WRITTEN TASK: Repeat the records below exactly.

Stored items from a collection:
-- BEGIN --

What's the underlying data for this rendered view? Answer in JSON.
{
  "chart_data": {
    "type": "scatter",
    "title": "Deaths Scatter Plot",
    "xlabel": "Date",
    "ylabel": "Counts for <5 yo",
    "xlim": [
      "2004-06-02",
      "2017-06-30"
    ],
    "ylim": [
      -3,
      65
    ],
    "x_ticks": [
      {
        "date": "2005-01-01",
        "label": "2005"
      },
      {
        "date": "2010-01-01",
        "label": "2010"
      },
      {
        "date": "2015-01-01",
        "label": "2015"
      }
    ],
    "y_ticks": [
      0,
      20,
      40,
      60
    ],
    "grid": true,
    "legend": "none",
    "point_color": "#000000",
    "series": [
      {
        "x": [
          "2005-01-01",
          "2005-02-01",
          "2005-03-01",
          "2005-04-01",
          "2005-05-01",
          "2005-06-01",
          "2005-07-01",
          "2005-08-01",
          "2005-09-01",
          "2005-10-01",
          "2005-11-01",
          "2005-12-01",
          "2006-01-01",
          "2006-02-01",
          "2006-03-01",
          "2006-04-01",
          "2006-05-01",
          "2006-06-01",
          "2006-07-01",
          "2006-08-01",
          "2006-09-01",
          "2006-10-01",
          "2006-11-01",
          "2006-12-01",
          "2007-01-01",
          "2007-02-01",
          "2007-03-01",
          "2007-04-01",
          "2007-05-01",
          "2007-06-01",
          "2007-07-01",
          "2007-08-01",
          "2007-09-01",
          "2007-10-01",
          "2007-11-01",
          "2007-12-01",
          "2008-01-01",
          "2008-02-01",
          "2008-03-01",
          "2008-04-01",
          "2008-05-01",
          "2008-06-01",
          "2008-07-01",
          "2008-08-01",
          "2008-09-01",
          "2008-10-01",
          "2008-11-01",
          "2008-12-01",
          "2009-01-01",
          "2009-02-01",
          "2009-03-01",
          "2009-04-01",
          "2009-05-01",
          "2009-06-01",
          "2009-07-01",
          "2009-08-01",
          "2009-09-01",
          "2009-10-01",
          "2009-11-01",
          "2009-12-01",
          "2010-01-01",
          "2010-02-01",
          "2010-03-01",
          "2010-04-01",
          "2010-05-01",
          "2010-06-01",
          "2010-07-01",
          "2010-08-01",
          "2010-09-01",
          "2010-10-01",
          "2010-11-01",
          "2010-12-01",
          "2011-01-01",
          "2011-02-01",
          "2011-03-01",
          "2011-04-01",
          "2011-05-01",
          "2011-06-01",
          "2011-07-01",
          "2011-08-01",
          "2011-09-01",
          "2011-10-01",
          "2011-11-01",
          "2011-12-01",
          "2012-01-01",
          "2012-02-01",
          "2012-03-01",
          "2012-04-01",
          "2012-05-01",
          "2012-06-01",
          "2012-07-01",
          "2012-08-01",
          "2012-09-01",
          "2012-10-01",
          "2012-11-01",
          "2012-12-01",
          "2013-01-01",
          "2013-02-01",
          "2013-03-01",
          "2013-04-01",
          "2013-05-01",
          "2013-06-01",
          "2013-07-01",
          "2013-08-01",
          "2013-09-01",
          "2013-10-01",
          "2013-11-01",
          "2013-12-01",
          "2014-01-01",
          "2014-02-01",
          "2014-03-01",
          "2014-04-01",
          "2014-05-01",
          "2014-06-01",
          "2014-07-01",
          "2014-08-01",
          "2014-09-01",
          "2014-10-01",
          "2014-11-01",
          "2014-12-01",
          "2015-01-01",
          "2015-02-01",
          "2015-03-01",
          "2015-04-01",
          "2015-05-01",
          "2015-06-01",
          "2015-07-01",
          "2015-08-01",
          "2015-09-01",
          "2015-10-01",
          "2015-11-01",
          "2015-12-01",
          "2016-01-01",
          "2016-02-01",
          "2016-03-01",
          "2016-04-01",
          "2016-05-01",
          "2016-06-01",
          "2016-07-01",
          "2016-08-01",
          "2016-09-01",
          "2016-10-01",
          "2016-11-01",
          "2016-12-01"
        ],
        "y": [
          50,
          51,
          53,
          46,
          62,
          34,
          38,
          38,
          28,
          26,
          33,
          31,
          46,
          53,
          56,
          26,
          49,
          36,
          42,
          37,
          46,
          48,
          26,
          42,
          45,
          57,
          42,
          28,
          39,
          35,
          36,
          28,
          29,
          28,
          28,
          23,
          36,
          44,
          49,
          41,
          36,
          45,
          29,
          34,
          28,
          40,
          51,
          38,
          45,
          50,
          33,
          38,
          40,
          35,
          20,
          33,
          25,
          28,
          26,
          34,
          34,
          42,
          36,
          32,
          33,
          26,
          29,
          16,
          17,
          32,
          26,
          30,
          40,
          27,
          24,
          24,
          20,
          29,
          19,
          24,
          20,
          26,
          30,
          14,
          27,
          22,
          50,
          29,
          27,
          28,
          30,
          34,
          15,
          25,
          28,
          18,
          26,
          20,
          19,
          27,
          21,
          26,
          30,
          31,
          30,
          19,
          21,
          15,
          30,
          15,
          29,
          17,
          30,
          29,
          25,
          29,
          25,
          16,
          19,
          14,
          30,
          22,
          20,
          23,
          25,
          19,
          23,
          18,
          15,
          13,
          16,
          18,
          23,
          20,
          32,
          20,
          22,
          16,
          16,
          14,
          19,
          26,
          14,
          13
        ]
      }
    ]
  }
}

-- END --

SOLUTION TO THIS PROBLEM:
What's the underlying data for this rendered view? Answer in JSON.
{
  "chart_data": {
    "type": "scatter",
    "title": "Deaths Scatter Plot",
    "xlabel": "Date",
    "ylabel": "Counts for <5 yo",
    "xlim": [
      "2004-06-02",
      "2017-06-30"
    ],
    "ylim": [
      -3,
      65
    ],
    "x_ticks": [
      {
        "date": "2005-01-01",
        "label": "2005"
      },
      {
        "date": "2010-01-01",
        "label": "2010"
      },
      {
        "date": "2015-01-01",
        "label": "2015"
      }
    ],
    "y_ticks": [
      0,
      20,
      40,
      60
    ],
    "grid": true,
    "legend": "none",
    "point_color": "#000000",
    "series": [
      {
        "x": [
          "2005-01-01",
          "2005-02-01",
          "2005-03-01",
          "2005-04-01",
          "2005-05-01",
          "2005-06-01",
          "2005-07-01",
          "2005-08-01",
          "2005-09-01",
          "2005-10-01",
          "2005-11-01",
          "2005-12-01",
          "2006-01-01",
          "2006-02-01",
          "2006-03-01",
          "2006-04-01",
          "2006-05-01",
          "2006-06-01",
          "2006-07-01",
          "2006-08-01",
          "2006-09-01",
          "2006-10-01",
          "2006-11-01",
          "2006-12-01",
          "2007-01-01",
          "2007-02-01",
          "2007-03-01",
          "2007-04-01",
          "2007-05-01",
          "2007-06-01",
          "2007-07-01",
          "2007-08-01",
          "2007-09-01",
          "2007-10-01",
          "2007-11-01",
          "2007-12-01",
          "2008-01-01",
          "2008-02-01",
          "2008-03-01",
          "2008-04-01",
          "2008-05-01",
          "2008-06-01",
          "2008-07-01",
          "2008-08-01",
          "2008-09-01",
          "2008-10-01",
          "2008-11-01",
          "2008-12-01",
          "2009-01-01",
          "2009-02-01",
          "2009-03-01",
          "2009-04-01",
          "2009-05-01",
          "2009-06-01",
          "2009-07-01",
          "2009-08-01",
          "2009-09-01",
          "2009-10-01",
          "2009-11-01",
          "2009-12-01",
          "2010-01-01",
          "2010-02-01",
          "2010-03-01",
          "2010-04-01",
          "2010-05-01",
          "2010-06-01",
          "2010-07-01",
          "2010-08-01",
          "2010-09-01",
          "2010-10-01",
          "2010-11-01",
          "2010-12-01",
          "2011-01-01",
          "2011-02-01",
          "2011-03-01",
          "2011-04-01",
          "2011-05-01",
          "2011-06-01",
          "2011-07-01",
          "2011-08-01",
          "2011-09-01",
          "2011-10-01",
          "2011-11-01",
          "2011-12-01",
          "2012-01-01",
          "2012-02-01",
          "2012-03-01",
          "2012-04-01",
          "2012-05-01",
          "2012-06-01",
          "2012-07-01",
          "2012-08-01",
          "2012-09-01",
          "2012-10-01",
          "2012-11-01",
          "2012-12-01",
          "2013-01-01",
          "2013-02-01",
          "2013-03-01",
          "2013-04-01",
          "2013-05-01",
          "2013-06-01",
          "2013-07-01",
          "2013-08-01",
          "2013-09-01",
          "2013-10-01",
          "2013-11-01",
          "2013-12-01",
          "2014-01-01",
          "2014-02-01",
          "2014-03-01",
          "2014-04-01",
          "2014-05-01",
          "2014-06-01",
          "2014-07-01",
          "2014-08-01",
          "2014-09-01",
          "2014-10-01",
          "2014-11-01",
          "2014-12-01",
          "2015-01-01",
          "2015-02-01",
          "2015-03-01",
          "2015-04-01",
          "2015-05-01",
          "2015-06-01",
          "2015-07-01",
          "2015-08-01",
          "2015-09-01",
          "2015-10-01",
          "2015-11-01",
          "2015-12-01",
          "2016-01-01",
          "2016-02-01",
          "2016-03-01",
          "2016-04-01",
          "2016-05-01",
          "2016-06-01",
          "2016-07-01",
          "2016-08-01",
          "2016-09-01",
          "2016-10-01",
          "2016-11-01",
          "2016-12-01"
        ],
        "y": [
          50,
          51,
          53,
          46,
          62,
          34,
          38,
          38,
          28,
          26,
          33,
          31,
          46,
          53,
          56,
          26,
          49,
          36,
          42,
          37,
          46,
          48,
          26,
          42,
          45,
          57,
          42,
          28,
          39,
          35,
          36,
          28,
          29,
          28,
          28,
          23,
          36,
          44,
          49,
          41,
          36,
          45,
          29,
          34,
          28,
          40,
          51,
          38,
          45,
          50,
          33,
          38,
          40,
          35,
          20,
          33,
          25,
          28,
          26,
          34,
          34,
          42,
          36,
          32,
          33,
          26,
          29,
          16,
          17,
          32,
          26,
          30,
          40,
          27,
          24,
          24,
          20,
          29,
          19,
          24,
          20,
          26,
          30,
          14,
          27,
          22,
          50,
          29,
          27,
          28,
          30,
          34,
          15,
          25,
          28,
          18,
          26,
          20,
          19,
          27,
          21,
          26,
          30,
          31,
          30,
          19,
          21,
          15,
          30,
          15,
          29,
          17,
          30,
          29,
          25,
          29,
          25,
          16,
          19,
          14,
          30,
          22,
          20,
          23,
          25,
          19,
          23,
          18,
          15,
          13,
          16,
          18,
          23,
          20,
          32,
          20,
          22,
          16,
          16,
          14,
          19,
          26,
          14,
          13
        ]
      }
    ]
  }
}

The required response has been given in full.